Given task.
"фосфора" appears in how many lines of the entries? State only the number.

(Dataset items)
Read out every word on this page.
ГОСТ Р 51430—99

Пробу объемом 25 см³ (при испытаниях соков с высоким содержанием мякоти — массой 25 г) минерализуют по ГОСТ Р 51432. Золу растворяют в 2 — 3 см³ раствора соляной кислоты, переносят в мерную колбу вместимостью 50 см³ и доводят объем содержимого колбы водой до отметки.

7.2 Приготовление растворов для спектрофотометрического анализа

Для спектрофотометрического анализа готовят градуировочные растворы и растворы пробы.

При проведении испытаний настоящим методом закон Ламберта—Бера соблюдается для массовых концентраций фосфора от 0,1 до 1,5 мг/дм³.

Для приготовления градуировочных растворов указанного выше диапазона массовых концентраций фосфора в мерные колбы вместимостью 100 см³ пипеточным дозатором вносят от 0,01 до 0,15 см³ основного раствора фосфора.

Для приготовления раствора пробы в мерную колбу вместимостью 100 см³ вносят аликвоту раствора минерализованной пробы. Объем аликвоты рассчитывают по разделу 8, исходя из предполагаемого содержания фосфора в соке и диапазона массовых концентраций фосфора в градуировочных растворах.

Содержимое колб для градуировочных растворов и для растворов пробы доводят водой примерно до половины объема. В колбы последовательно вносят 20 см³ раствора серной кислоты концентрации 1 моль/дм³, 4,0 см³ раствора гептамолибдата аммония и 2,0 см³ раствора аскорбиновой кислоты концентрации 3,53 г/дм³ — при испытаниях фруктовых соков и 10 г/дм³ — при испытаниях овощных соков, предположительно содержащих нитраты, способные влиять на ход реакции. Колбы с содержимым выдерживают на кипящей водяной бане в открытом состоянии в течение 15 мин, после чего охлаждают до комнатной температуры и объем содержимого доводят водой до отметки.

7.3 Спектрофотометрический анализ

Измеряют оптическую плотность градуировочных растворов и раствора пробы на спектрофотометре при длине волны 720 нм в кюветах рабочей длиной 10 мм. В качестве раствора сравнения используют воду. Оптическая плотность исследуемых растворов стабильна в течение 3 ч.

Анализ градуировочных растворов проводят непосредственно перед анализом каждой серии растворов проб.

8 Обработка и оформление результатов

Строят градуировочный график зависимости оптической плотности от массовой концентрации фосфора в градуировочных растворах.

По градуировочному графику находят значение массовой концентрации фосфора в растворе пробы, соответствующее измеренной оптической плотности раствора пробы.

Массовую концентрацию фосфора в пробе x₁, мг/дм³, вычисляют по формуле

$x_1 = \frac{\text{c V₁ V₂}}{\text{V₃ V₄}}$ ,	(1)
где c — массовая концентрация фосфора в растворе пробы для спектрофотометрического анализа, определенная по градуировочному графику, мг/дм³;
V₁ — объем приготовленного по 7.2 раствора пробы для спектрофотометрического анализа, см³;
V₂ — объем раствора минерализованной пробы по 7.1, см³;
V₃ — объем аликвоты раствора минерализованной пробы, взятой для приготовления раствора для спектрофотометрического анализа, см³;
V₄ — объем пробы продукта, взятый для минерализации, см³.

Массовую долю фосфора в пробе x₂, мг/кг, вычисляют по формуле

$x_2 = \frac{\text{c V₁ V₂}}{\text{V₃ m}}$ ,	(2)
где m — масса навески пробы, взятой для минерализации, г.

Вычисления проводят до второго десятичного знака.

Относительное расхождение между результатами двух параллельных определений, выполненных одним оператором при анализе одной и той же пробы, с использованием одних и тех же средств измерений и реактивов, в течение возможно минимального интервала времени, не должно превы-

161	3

* * *

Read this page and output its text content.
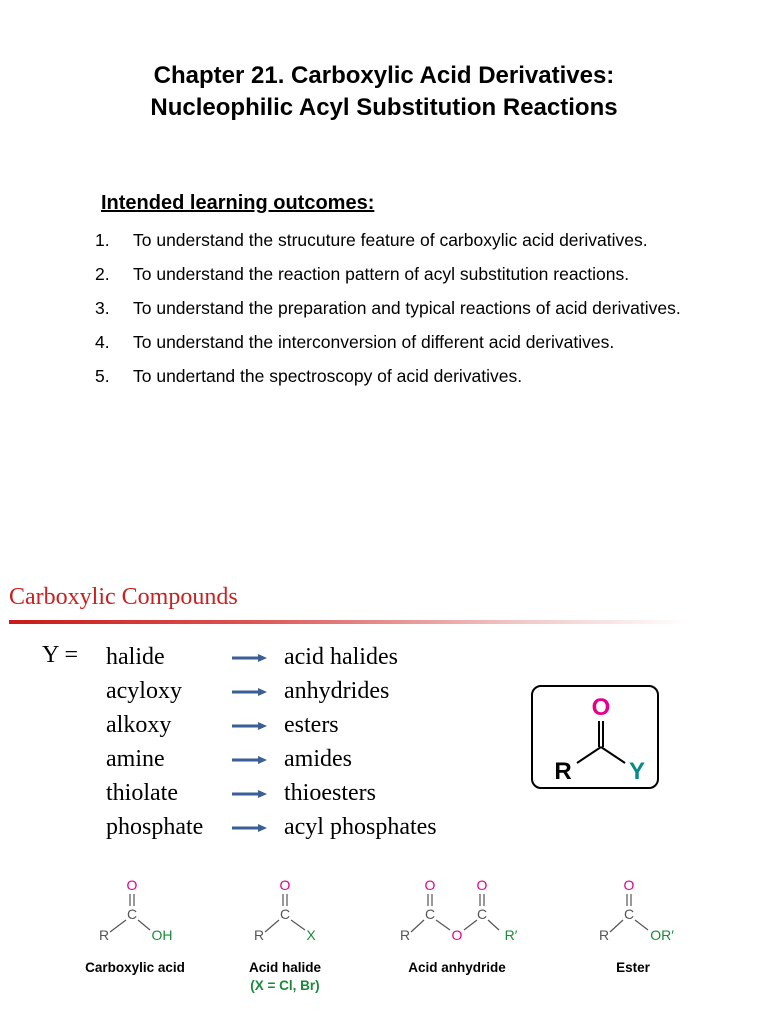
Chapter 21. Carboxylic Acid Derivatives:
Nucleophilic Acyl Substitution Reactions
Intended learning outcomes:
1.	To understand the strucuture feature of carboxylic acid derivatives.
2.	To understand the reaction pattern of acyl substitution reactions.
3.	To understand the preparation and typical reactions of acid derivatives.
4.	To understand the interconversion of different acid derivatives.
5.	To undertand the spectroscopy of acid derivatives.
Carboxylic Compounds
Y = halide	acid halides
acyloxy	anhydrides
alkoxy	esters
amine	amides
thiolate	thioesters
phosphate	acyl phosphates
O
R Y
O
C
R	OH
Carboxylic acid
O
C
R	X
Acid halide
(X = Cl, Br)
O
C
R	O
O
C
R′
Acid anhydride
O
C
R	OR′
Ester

Response.
8